— start of Data to process —

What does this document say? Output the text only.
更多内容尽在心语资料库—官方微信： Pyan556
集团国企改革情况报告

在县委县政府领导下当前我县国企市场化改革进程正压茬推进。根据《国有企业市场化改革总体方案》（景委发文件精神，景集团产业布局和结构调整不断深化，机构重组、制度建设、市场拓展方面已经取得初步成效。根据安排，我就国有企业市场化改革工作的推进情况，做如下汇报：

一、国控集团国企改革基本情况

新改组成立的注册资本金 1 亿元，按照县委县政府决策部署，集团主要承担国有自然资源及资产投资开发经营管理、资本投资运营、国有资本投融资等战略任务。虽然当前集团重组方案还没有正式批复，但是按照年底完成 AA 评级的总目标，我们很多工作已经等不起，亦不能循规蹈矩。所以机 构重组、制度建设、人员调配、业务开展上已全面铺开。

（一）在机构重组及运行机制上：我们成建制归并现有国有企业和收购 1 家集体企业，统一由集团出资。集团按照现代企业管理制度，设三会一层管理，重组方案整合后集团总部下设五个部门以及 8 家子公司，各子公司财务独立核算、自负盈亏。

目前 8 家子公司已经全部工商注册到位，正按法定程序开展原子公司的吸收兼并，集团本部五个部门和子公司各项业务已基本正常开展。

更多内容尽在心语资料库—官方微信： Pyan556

— end of Data to process —

### Work instructions
From the entries above, copy every line that holds the word "制度建设".

### Written solution
在县委县政府领导下当前我县国企市场化改革进程正压茬推进。根据《国有企业市场化改革总体方案》（景委发文件精神，景集团产业布局和结构调整不断深化，机构重组、制度建设、市场拓展方面已经取得初步成效。根据安排，我就国有企业市场化改革工作的推进情况，做如下汇报：
新改组成立的注册资本金 1 亿元，按照县委县政府决策部署，集团主要承担国有自然资源及资产投资开发经营管理、资本投资运营、国有资本投融资等战略任务。虽然当前集团重组方案还没有正式批复，但是按照年底完成 AA 评级的总目标，我们很多工作已经等不起，亦不能循规蹈矩。所以机 构重组、制度建设、人员调配、业务开展上已全面铺开。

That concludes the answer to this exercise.